* **Challenge**: For the copy, please give all of the data again exactly and leave the pictures out.

◇ ◇ ◇ ◇ ◇ ◇ ◇

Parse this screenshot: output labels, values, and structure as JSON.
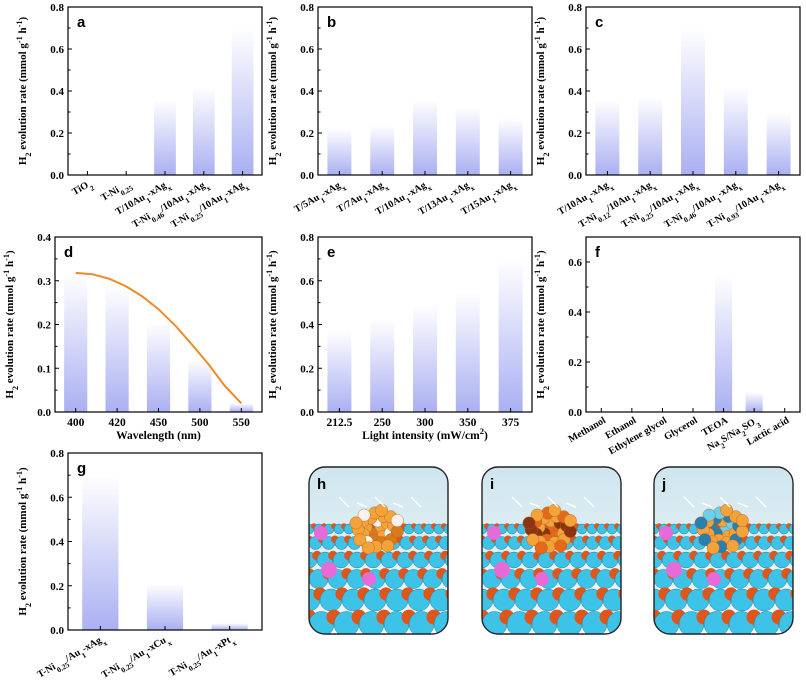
{
  "figure": {
    "bar_gradient": [
      "#ffffff",
      "#aab0f2"
    ],
    "curve_color": "#f08a28",
    "render_panels": [
      {
        "label": "h",
        "variant": "h"
      },
      {
        "label": "i",
        "variant": "i"
      },
      {
        "label": "j",
        "variant": "j"
      }
    ]
  },
  "chart_data": [
    {
      "panel": "a",
      "type": "bar",
      "categories": [
        "TiO2",
        "T-Ni0.25",
        "T/10Au1-xAgx",
        "T-Ni0.46/10Au1-xAgx",
        "T-Ni0.25/10Au1-xAgx"
      ],
      "values": [
        0,
        0,
        0.36,
        0.42,
        0.7
      ],
      "ylabel": "H2 evolution rate (mmol g-1 h-1)",
      "xlabel": "",
      "ylim": [
        0,
        0.8
      ],
      "yticks": [
        0.0,
        0.2,
        0.4,
        0.6,
        0.8
      ]
    },
    {
      "panel": "b",
      "type": "bar",
      "categories": [
        "T/5Au1-xAgx",
        "T/7Au1-xAgx",
        "T/10Au1-xAgx",
        "T/13Au1-xAgx",
        "T/15Au1-xAgx"
      ],
      "values": [
        0.22,
        0.235,
        0.36,
        0.325,
        0.27
      ],
      "ylabel": "H2 evolution rate (mmol g-1 h-1)",
      "xlabel": "",
      "ylim": [
        0,
        0.8
      ],
      "yticks": [
        0.0,
        0.2,
        0.4,
        0.6,
        0.8
      ]
    },
    {
      "panel": "c",
      "type": "bar",
      "categories": [
        "T/10Au1-xAgx",
        "T-Ni0.12/10Au1-xAgx",
        "T-Ni0.25/10Au1-xAgx",
        "T-Ni0.46/10Au1-xAgx",
        "T-Ni0.93/10Au1-xAgx"
      ],
      "values": [
        0.36,
        0.375,
        0.7,
        0.42,
        0.295
      ],
      "ylabel": "H2 evolution rate (mmol g-1 h-1)",
      "xlabel": "",
      "ylim": [
        0,
        0.8
      ],
      "yticks": [
        0.0,
        0.2,
        0.4,
        0.6,
        0.8
      ]
    },
    {
      "panel": "d",
      "type": "bar",
      "categories": [
        "400",
        "420",
        "450",
        "500",
        "550"
      ],
      "values": [
        0.315,
        0.29,
        0.205,
        0.12,
        0.02
      ],
      "ylabel": "H2 evolution rate (mmol g-1 h-1)",
      "xlabel": "Wavelength (nm)",
      "ylim": [
        0,
        0.4
      ],
      "yticks": [
        0.0,
        0.1,
        0.2,
        0.3,
        0.4
      ],
      "curve": [
        0.318,
        0.315,
        0.305,
        0.288,
        0.265,
        0.235,
        0.198,
        0.155,
        0.11,
        0.06,
        0.02
      ]
    },
    {
      "panel": "e",
      "type": "bar",
      "categories": [
        "212.5",
        "250",
        "300",
        "350",
        "375"
      ],
      "values": [
        0.375,
        0.425,
        0.49,
        0.55,
        0.7
      ],
      "ylabel": "H2 evolution rate (mmol g-1 h-1)",
      "xlabel": "Light intensity (mW/cm2)",
      "ylim": [
        0,
        0.8
      ],
      "yticks": [
        0.0,
        0.2,
        0.4,
        0.6,
        0.8
      ]
    },
    {
      "panel": "f",
      "type": "bar",
      "categories": [
        "Methanol",
        "Ethanol",
        "Ethylene glycol",
        "Glycerol",
        "TEOA",
        "Na2S/Na2SO3",
        "Lactic acid"
      ],
      "values": [
        0,
        0,
        0,
        0,
        0.55,
        0.08,
        0
      ],
      "ylabel": "H2 evolution rate (mmol g-1 h-1)",
      "xlabel": "",
      "ylim": [
        0,
        0.7
      ],
      "yticks": [
        0.0,
        0.2,
        0.4,
        0.6
      ]
    },
    {
      "panel": "g",
      "type": "bar",
      "categories": [
        "T-Ni0.25/Au1-xAgx",
        "T-Ni0.25/Au1-xCux",
        "T-Ni0.25/Au1-xPtx"
      ],
      "values": [
        0.7,
        0.21,
        0.03
      ],
      "ylabel": "H2 evolution rate (mmol g-1 h-1)",
      "xlabel": "",
      "ylim": [
        0,
        0.8
      ],
      "yticks": [
        0.0,
        0.2,
        0.4,
        0.6,
        0.8
      ]
    }
  ]
}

◇ ◇ ◇ ◇ ◇ ◇ ◇

* **Solution to this task**:
Parse this screenshot: output labels, values, and structure as JSON.
{
  "figure": {
    "bar_gradient": [
      "#ffffff",
      "#aab0f2"
    ],
    "curve_color": "#f08a28",
    "render_panels": [
      {
        "label": "h",
        "variant": "h"
      },
      {
        "label": "i",
        "variant": "i"
      },
      {
        "label": "j",
        "variant": "j"
      }
    ]
  },
  "chart_data": [
    {
      "panel": "a",
      "type": "bar",
      "categories": [
        "TiO2",
        "T-Ni0.25",
        "T/10Au1-xAgx",
        "T-Ni0.46/10Au1-xAgx",
        "T-Ni0.25/10Au1-xAgx"
      ],
      "values": [
        0,
        0,
        0.36,
        0.42,
        0.7
      ],
      "ylabel": "H2 evolution rate (mmol g-1 h-1)",
      "xlabel": "",
      "ylim": [
        0,
        0.8
      ],
      "yticks": [
        0.0,
        0.2,
        0.4,
        0.6,
        0.8
      ]
    },
    {
      "panel": "b",
      "type": "bar",
      "categories": [
        "T/5Au1-xAgx",
        "T/7Au1-xAgx",
        "T/10Au1-xAgx",
        "T/13Au1-xAgx",
        "T/15Au1-xAgx"
      ],
      "values": [
        0.22,
        0.235,
        0.36,
        0.325,
        0.27
      ],
      "ylabel": "H2 evolution rate (mmol g-1 h-1)",
      "xlabel": "",
      "ylim": [
        0,
        0.8
      ],
      "yticks": [
        0.0,
        0.2,
        0.4,
        0.6,
        0.8
      ]
    },
    {
      "panel": "c",
      "type": "bar",
      "categories": [
        "T/10Au1-xAgx",
        "T-Ni0.12/10Au1-xAgx",
        "T-Ni0.25/10Au1-xAgx",
        "T-Ni0.46/10Au1-xAgx",
        "T-Ni0.93/10Au1-xAgx"
      ],
      "values": [
        0.36,
        0.375,
        0.7,
        0.42,
        0.295
      ],
      "ylabel": "H2 evolution rate (mmol g-1 h-1)",
      "xlabel": "",
      "ylim": [
        0,
        0.8
      ],
      "yticks": [
        0.0,
        0.2,
        0.4,
        0.6,
        0.8
      ]
    },
    {
      "panel": "d",
      "type": "bar",
      "categories": [
        "400",
        "420",
        "450",
        "500",
        "550"
      ],
      "values": [
        0.315,
        0.29,
        0.205,
        0.12,
        0.02
      ],
      "ylabel": "H2 evolution rate (mmol g-1 h-1)",
      "xlabel": "Wavelength (nm)",
      "ylim": [
        0,
        0.4
      ],
      "yticks": [
        0.0,
        0.1,
        0.2,
        0.3,
        0.4
      ],
      "curve": [
        0.318,
        0.315,
        0.305,
        0.288,
        0.265,
        0.235,
        0.198,
        0.155,
        0.11,
        0.06,
        0.02
      ]
    },
    {
      "panel": "e",
      "type": "bar",
      "categories": [
        "212.5",
        "250",
        "300",
        "350",
        "375"
      ],
      "values": [
        0.375,
        0.425,
        0.49,
        0.55,
        0.7
      ],
      "ylabel": "H2 evolution rate (mmol g-1 h-1)",
      "xlabel": "Light intensity (mW/cm2)",
      "ylim": [
        0,
        0.8
      ],
      "yticks": [
        0.0,
        0.2,
        0.4,
        0.6,
        0.8
      ]
    },
    {
      "panel": "f",
      "type": "bar",
      "categories": [
        "Methanol",
        "Ethanol",
        "Ethylene glycol",
        "Glycerol",
        "TEOA",
        "Na2S/Na2SO3",
        "Lactic acid"
      ],
      "values": [
        0,
        0,
        0,
        0,
        0.55,
        0.08,
        0
      ],
      "ylabel": "H2 evolution rate (mmol g-1 h-1)",
      "xlabel": "",
      "ylim": [
        0,
        0.7
      ],
      "yticks": [
        0.0,
        0.2,
        0.4,
        0.6
      ]
    },
    {
      "panel": "g",
      "type": "bar",
      "categories": [
        "T-Ni0.25/Au1-xAgx",
        "T-Ni0.25/Au1-xCux",
        "T-Ni0.25/Au1-xPtx"
      ],
      "values": [
        0.7,
        0.21,
        0.03
      ],
      "ylabel": "H2 evolution rate (mmol g-1 h-1)",
      "xlabel": "",
      "ylim": [
        0,
        0.8
      ],
      "yticks": [
        0.0,
        0.2,
        0.4,
        0.6,
        0.8
      ]
    }
  ]
}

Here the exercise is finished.